EXERCISE PROMPT:
Answer these from the passage about the airstrike on the MSF clinic in Ta'izz:
1. Who is the Iranian Foreign Ministry spokesman quoted in the passage?
2. How many people were wounded at the MSF clinic?
3. What did the three airstrikes on Wednesday hit before the hospital was attacked?

===== PASSAGE SHOWN =====

Iran has strongly condemned a recent Saudi aerial attack against a medical facility run by the international charity organization Médecins Sans Frontières (MSF), or Doctors Without Borders, in Yemen’s southwestern province of Ta’izz.
"Foreign military attacks against residential areas and civilian targets in Yemen so far have pulled thousands of civilians through blood and dirt and produced no achievement for the aggressors other than destruction and mass murder," Iran’s Foreign Ministry spokesman Hossein Jaber-Ansari said on Friday.
He called on the United Nations (UN) as well as influential regional states to "intensify their efforts and stop foreign aggression" against Yemen, and adopt swift measures to safeguard the security and safety of Yemeni civilians, including women and children.
On Thursday, the MSF slammed “violation of international law” in the latest Saudi airstrike that left nine people, including medical staff, wounded at its clinic in Ta’izz.
According to the MSF, Saudi warplanes on Wednesday launched three airstrikes on a park in al-Houban district of Ta’izz, prompting the MSF staff at the nearby hospital to inform Riyadh of the incidents in order to prevent further attacks.
Nevertheless, the MSF hospital came under attack shortly after the three raids. The medical group says two of the wounded are now in critical condition.

===== INFORMATION PROVIDED =====

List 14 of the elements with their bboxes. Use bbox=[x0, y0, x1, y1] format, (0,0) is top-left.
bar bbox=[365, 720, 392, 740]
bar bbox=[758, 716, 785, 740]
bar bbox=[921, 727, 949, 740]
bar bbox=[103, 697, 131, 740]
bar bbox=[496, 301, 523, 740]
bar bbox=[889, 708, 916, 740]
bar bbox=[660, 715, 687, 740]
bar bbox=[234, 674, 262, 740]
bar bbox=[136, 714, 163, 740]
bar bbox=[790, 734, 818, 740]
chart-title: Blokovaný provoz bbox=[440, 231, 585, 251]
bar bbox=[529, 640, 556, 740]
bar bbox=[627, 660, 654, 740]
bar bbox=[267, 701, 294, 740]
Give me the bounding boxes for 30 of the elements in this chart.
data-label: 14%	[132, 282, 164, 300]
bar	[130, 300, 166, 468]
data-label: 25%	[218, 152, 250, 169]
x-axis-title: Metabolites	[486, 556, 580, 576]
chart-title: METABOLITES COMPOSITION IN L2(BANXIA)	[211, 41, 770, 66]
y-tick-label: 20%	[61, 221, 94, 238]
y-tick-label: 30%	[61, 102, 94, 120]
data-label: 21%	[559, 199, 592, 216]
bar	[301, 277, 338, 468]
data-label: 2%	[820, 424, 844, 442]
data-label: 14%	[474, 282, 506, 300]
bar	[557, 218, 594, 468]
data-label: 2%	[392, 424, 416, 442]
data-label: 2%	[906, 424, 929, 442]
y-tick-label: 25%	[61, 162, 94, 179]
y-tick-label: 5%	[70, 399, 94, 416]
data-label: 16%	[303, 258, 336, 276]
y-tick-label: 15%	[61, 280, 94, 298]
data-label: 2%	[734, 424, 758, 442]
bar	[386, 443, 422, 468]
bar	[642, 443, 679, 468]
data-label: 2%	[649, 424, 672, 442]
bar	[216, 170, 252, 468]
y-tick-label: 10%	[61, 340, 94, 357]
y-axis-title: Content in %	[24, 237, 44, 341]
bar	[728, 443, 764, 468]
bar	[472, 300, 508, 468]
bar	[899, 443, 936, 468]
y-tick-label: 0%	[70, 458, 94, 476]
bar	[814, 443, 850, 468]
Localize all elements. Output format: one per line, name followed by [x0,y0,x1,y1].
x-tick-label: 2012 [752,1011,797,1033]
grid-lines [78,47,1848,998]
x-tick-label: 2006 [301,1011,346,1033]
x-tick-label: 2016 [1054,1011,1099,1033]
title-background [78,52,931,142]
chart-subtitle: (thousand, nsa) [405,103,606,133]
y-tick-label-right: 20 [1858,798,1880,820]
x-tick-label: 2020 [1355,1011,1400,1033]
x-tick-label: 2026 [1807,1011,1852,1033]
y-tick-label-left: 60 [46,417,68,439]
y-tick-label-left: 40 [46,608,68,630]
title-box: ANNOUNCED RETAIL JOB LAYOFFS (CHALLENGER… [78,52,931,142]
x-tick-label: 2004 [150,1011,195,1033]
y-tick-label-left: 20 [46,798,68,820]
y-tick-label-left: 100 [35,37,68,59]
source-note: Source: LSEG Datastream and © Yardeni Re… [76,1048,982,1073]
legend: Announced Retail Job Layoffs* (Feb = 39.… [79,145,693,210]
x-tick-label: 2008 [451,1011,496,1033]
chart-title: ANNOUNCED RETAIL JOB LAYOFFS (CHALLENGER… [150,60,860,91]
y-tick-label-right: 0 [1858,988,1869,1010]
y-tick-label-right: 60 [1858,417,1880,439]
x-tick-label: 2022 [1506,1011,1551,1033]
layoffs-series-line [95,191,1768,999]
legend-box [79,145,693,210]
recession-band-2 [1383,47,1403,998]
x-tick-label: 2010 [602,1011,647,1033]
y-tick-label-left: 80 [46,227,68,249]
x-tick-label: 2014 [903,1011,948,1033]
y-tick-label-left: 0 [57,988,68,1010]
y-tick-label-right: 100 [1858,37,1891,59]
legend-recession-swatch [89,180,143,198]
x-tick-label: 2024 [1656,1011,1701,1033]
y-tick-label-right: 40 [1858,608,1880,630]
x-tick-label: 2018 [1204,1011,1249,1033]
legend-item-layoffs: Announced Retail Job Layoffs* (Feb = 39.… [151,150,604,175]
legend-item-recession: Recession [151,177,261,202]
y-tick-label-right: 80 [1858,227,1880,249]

=====

ANSWER BOX:
1. Hossein Jaber-Ansari
2. Nine people, including medical staff
3. A park in al-Houban district of Ta'izz